> _Records provided_
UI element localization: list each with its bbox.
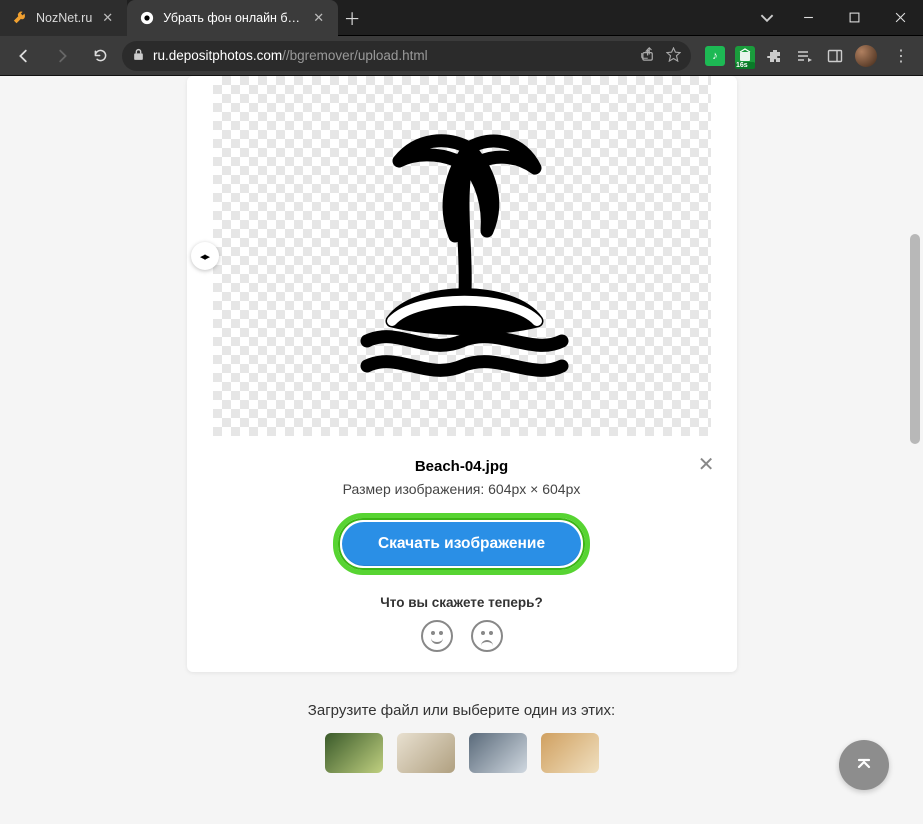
==
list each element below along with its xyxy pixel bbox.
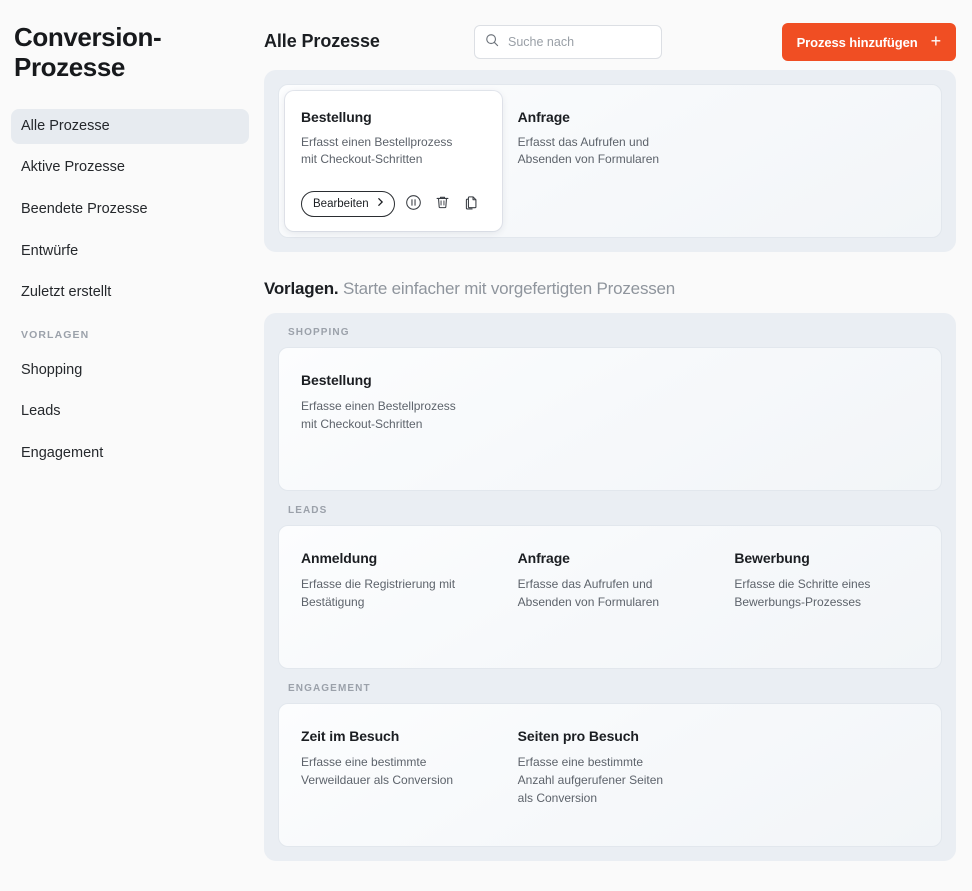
--
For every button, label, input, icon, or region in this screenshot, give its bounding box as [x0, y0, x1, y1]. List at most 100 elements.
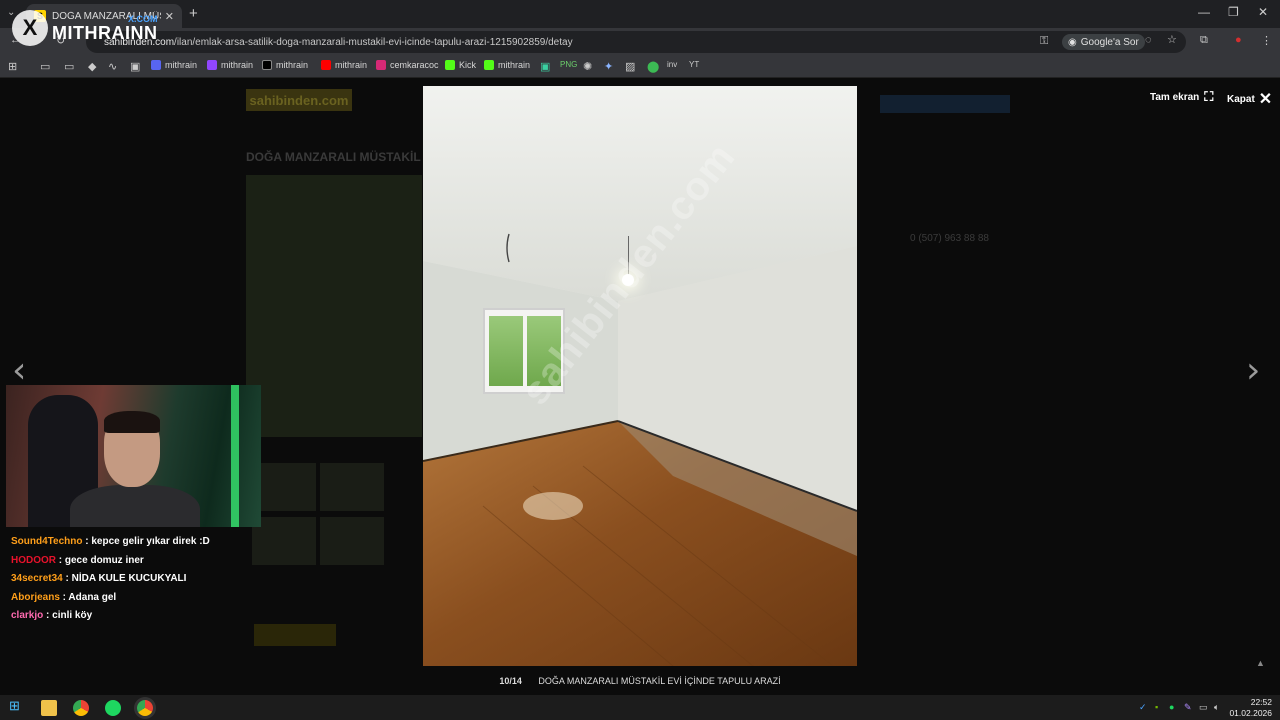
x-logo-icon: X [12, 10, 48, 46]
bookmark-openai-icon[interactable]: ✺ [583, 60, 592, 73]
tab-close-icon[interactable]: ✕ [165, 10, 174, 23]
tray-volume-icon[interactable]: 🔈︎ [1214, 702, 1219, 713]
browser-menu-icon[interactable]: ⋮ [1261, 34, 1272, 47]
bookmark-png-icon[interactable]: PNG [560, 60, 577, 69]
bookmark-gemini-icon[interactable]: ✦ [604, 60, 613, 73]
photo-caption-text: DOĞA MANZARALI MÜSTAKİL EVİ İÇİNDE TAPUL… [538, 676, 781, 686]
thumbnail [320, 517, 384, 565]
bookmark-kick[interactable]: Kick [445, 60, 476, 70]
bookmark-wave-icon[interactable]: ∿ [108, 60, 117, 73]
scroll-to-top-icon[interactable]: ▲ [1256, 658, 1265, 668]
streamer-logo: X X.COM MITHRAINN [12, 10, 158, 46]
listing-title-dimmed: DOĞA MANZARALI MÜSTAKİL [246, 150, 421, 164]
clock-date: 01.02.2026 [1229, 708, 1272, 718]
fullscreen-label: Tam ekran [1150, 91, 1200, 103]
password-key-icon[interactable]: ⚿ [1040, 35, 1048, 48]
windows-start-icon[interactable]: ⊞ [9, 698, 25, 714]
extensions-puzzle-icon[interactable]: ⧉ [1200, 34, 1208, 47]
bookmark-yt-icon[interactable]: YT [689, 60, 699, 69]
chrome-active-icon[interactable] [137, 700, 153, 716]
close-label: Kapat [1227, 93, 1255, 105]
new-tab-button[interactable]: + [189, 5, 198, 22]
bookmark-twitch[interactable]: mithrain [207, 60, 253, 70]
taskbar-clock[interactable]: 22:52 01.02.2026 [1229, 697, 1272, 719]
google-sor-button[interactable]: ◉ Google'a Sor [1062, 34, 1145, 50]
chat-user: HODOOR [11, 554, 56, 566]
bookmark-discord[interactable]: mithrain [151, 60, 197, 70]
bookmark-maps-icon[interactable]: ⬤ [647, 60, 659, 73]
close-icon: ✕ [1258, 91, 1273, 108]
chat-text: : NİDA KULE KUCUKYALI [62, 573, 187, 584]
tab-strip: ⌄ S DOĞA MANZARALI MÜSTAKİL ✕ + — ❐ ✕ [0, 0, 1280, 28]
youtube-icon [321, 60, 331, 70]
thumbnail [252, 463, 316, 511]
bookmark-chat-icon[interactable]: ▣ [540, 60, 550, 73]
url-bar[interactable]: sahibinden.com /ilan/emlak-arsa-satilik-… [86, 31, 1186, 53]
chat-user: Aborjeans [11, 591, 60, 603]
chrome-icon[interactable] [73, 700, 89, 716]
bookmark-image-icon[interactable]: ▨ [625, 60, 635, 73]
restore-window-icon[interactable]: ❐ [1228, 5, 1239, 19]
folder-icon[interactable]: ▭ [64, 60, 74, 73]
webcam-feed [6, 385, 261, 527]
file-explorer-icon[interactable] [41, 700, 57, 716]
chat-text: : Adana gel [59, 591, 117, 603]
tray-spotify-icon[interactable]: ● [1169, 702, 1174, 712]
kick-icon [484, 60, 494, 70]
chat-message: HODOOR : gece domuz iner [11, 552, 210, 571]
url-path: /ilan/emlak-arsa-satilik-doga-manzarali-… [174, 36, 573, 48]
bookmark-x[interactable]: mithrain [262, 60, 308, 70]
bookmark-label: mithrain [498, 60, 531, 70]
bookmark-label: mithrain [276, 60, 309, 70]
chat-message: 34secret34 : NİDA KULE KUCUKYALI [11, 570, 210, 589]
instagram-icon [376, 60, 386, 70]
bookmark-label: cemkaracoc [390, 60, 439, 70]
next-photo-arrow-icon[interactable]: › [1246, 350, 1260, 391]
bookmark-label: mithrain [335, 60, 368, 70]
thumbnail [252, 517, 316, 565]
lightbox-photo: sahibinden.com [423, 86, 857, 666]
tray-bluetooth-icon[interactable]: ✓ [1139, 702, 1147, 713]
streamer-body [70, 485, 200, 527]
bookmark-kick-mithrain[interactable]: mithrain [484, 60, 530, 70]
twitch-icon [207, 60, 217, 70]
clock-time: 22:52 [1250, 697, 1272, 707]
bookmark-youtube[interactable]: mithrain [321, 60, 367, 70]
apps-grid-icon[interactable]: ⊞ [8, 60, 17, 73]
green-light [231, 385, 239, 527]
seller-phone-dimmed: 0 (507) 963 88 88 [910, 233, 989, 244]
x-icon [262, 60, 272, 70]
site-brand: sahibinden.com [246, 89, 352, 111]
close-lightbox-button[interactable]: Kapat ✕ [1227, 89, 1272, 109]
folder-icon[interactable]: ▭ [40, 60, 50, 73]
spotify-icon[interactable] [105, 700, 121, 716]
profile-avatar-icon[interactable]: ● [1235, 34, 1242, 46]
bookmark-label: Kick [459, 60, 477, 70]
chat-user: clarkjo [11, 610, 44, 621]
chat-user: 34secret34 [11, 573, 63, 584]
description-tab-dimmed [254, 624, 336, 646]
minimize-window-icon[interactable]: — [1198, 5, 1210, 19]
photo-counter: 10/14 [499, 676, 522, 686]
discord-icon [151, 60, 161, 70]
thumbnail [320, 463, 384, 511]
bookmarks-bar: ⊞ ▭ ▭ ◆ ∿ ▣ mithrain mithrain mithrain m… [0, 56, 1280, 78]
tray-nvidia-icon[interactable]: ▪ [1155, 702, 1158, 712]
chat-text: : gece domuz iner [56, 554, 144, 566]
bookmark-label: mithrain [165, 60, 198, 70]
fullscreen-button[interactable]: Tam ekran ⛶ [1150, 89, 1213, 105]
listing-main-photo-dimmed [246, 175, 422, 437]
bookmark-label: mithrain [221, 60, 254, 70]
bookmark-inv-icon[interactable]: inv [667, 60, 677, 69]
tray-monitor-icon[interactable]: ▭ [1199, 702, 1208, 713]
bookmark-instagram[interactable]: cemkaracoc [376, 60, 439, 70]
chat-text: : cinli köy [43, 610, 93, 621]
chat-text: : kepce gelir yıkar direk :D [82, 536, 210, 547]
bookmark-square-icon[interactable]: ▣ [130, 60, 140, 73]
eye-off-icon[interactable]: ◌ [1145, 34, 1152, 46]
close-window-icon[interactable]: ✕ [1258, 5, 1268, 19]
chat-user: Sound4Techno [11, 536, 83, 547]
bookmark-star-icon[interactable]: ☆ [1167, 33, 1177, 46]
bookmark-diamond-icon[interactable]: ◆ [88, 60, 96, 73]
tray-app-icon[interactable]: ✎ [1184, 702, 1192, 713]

> _Requirement_
Copy the records above exactly, starting with the line that contains "For every button, label, input, icon, or" and continuing through the line that contains "bookmark-png-icon[interactable]: PNG [560, 60, 577, 69]", and leave any picture out of your answer.

> _In response_
For every button, label, input, icon, or region in this screenshot, give its bounding box as [x0, y0, x1, y1]. List at most 100 elements.
x-logo-icon: X [12, 10, 48, 46]
bookmark-openai-icon[interactable]: ✺ [583, 60, 592, 73]
tab-close-icon[interactable]: ✕ [165, 10, 174, 23]
tray-volume-icon[interactable]: 🔈︎ [1214, 702, 1219, 713]
browser-menu-icon[interactable]: ⋮ [1261, 34, 1272, 47]
bookmark-png-icon[interactable]: PNG [560, 60, 577, 69]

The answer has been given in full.